### Stated task
Scan the entries below and extract each line with the word "object" in it.

### Source records

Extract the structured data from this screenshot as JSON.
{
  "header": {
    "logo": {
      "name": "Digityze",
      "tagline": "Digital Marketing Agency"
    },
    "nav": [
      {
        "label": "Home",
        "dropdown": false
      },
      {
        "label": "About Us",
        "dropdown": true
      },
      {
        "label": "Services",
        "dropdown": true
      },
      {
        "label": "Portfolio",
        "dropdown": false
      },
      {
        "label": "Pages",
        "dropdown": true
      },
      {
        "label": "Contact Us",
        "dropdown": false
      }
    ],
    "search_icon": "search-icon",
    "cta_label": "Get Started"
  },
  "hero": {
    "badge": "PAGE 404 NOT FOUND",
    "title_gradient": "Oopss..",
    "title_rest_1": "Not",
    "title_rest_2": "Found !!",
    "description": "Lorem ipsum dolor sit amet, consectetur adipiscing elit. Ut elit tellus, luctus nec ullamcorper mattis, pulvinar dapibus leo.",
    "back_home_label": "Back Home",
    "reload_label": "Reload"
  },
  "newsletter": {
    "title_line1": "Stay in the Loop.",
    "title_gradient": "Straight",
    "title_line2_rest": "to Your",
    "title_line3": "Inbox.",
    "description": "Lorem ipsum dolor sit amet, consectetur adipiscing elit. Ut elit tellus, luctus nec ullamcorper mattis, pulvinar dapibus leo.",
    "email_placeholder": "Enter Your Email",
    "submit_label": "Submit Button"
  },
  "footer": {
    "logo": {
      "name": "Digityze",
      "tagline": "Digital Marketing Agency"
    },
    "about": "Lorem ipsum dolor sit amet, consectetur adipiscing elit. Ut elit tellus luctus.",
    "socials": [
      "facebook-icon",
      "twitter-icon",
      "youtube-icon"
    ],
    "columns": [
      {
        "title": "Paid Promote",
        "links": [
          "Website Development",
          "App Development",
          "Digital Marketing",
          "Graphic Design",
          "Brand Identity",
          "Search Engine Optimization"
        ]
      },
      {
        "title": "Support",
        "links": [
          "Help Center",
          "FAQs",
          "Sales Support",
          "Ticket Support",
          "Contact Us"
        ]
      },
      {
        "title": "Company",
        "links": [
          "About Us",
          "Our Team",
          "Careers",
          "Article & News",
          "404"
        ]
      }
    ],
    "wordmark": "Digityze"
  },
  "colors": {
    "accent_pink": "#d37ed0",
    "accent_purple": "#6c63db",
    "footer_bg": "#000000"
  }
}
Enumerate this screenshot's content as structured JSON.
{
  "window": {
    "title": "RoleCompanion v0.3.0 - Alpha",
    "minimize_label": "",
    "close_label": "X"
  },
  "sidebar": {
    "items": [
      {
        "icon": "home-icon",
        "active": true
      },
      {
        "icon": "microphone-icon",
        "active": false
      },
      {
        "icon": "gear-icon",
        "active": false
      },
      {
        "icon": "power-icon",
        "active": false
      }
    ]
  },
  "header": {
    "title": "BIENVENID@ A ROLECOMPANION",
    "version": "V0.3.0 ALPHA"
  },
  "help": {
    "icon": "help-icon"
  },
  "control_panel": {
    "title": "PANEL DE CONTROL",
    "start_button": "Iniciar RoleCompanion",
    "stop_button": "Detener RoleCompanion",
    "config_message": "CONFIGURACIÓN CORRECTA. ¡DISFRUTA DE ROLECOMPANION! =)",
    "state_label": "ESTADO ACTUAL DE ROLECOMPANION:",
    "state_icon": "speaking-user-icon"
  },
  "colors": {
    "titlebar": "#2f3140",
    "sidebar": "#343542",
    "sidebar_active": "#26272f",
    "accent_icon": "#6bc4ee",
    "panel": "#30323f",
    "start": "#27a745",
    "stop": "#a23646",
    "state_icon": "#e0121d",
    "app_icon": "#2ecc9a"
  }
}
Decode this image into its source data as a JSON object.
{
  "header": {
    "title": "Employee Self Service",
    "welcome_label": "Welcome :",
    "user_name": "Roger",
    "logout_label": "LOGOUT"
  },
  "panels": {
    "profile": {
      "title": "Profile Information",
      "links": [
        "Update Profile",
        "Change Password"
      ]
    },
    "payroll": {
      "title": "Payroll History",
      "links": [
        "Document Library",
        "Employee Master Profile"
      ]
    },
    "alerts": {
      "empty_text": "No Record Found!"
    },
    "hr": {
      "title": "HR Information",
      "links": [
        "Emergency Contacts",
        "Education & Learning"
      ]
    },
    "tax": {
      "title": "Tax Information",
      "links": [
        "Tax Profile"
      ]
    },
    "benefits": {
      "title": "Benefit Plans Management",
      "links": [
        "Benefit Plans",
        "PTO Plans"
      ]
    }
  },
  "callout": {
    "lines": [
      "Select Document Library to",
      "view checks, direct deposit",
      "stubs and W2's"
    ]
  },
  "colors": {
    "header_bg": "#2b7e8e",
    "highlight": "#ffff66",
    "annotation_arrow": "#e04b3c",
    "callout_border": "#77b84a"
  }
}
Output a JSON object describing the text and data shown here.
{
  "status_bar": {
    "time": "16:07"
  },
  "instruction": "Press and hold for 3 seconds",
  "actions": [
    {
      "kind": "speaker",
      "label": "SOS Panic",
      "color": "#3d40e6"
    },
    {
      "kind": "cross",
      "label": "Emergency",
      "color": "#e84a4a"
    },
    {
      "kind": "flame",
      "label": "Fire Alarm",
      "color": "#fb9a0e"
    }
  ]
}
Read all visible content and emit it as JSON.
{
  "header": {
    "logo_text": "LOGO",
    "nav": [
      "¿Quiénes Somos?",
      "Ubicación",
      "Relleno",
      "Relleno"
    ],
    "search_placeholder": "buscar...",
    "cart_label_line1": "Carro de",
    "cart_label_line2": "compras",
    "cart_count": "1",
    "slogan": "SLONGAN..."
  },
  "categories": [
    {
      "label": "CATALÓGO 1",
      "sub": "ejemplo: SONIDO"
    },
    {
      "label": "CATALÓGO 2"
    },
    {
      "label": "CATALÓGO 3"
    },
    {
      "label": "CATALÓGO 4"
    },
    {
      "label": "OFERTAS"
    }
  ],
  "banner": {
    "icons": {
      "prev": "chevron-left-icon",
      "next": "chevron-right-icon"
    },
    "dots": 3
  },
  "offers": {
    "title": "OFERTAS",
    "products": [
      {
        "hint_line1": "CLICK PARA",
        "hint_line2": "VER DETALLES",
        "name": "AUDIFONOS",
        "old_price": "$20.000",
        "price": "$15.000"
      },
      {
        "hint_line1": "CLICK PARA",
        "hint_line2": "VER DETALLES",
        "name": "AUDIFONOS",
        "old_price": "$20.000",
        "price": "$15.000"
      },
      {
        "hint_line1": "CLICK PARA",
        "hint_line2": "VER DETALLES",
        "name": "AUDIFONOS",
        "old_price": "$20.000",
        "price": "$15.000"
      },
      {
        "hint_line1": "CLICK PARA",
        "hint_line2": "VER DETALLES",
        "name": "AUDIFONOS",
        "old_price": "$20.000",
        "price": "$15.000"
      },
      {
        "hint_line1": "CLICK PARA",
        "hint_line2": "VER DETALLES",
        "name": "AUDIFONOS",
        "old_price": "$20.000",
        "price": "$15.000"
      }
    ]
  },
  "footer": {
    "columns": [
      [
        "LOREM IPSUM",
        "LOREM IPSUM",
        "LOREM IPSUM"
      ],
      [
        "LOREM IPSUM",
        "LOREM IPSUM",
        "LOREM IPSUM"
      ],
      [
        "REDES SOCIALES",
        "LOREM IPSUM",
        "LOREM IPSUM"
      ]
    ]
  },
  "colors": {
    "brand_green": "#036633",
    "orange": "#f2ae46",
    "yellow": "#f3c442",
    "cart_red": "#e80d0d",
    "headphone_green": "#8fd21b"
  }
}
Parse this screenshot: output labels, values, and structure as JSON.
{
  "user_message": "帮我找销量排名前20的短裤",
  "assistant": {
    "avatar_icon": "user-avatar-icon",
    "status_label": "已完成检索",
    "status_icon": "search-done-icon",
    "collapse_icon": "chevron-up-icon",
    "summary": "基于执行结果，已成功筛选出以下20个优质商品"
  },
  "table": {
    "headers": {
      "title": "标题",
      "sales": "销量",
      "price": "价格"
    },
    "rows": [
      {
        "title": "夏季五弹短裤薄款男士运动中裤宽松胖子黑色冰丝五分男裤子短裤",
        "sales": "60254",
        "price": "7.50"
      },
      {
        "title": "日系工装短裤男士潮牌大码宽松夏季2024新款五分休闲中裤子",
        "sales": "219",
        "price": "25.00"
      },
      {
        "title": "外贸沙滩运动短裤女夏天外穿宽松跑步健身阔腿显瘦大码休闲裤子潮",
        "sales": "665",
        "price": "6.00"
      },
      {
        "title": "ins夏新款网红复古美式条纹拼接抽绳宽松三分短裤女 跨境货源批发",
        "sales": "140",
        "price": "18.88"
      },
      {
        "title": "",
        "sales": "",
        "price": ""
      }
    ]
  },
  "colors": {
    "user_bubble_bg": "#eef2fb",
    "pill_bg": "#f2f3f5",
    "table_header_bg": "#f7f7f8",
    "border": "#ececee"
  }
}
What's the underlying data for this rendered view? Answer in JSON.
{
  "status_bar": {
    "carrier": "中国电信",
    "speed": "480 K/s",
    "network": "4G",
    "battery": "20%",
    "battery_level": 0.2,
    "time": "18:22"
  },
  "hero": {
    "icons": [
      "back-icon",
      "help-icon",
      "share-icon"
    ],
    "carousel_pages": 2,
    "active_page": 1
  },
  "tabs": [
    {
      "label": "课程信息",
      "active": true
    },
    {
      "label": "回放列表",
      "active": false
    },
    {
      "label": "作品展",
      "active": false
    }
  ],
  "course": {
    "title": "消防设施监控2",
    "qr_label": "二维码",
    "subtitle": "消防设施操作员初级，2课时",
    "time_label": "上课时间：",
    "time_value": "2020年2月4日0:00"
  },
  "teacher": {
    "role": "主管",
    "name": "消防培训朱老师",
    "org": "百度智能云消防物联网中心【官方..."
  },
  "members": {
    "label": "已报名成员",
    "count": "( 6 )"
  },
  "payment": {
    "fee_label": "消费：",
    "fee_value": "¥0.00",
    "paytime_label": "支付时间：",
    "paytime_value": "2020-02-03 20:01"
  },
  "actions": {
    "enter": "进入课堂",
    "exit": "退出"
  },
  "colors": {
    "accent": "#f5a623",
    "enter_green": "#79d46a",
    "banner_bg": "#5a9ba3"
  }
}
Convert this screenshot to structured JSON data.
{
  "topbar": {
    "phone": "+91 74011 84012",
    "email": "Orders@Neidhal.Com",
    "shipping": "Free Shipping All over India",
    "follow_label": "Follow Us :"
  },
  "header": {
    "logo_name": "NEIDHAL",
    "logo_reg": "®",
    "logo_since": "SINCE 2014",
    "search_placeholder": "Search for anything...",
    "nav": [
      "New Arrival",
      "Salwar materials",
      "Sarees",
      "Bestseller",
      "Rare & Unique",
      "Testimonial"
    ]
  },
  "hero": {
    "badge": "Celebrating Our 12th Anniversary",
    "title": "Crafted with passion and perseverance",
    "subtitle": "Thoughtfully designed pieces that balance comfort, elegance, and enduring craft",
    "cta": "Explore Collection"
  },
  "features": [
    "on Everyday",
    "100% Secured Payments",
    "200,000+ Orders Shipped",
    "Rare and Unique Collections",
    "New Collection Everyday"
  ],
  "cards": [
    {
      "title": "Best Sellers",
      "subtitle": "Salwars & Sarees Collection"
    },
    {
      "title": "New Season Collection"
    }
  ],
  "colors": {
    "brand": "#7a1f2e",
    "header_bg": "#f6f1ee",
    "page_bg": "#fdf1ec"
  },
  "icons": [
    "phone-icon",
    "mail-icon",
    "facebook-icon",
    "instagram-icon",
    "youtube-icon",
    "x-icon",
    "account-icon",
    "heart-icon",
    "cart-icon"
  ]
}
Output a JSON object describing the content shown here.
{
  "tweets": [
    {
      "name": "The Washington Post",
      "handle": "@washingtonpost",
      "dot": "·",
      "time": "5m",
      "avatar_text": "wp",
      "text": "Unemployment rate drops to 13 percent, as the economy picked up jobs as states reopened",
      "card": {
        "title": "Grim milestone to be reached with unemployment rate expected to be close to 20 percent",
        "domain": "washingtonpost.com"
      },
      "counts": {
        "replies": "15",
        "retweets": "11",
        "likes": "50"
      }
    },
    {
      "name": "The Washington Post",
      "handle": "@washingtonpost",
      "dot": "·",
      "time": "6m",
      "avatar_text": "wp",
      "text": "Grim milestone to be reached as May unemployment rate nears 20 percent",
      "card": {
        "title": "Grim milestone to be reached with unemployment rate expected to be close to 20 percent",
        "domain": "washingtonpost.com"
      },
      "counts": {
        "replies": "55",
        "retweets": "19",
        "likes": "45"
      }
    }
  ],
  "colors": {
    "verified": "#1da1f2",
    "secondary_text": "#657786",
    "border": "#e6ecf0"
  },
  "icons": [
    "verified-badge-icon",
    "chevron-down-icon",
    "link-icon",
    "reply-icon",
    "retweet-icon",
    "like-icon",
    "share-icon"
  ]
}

### Correct response
Decode this image into its source data as a JSON object.
Output a JSON object describing the text and data shown here.
Output a JSON object describing the content shown here.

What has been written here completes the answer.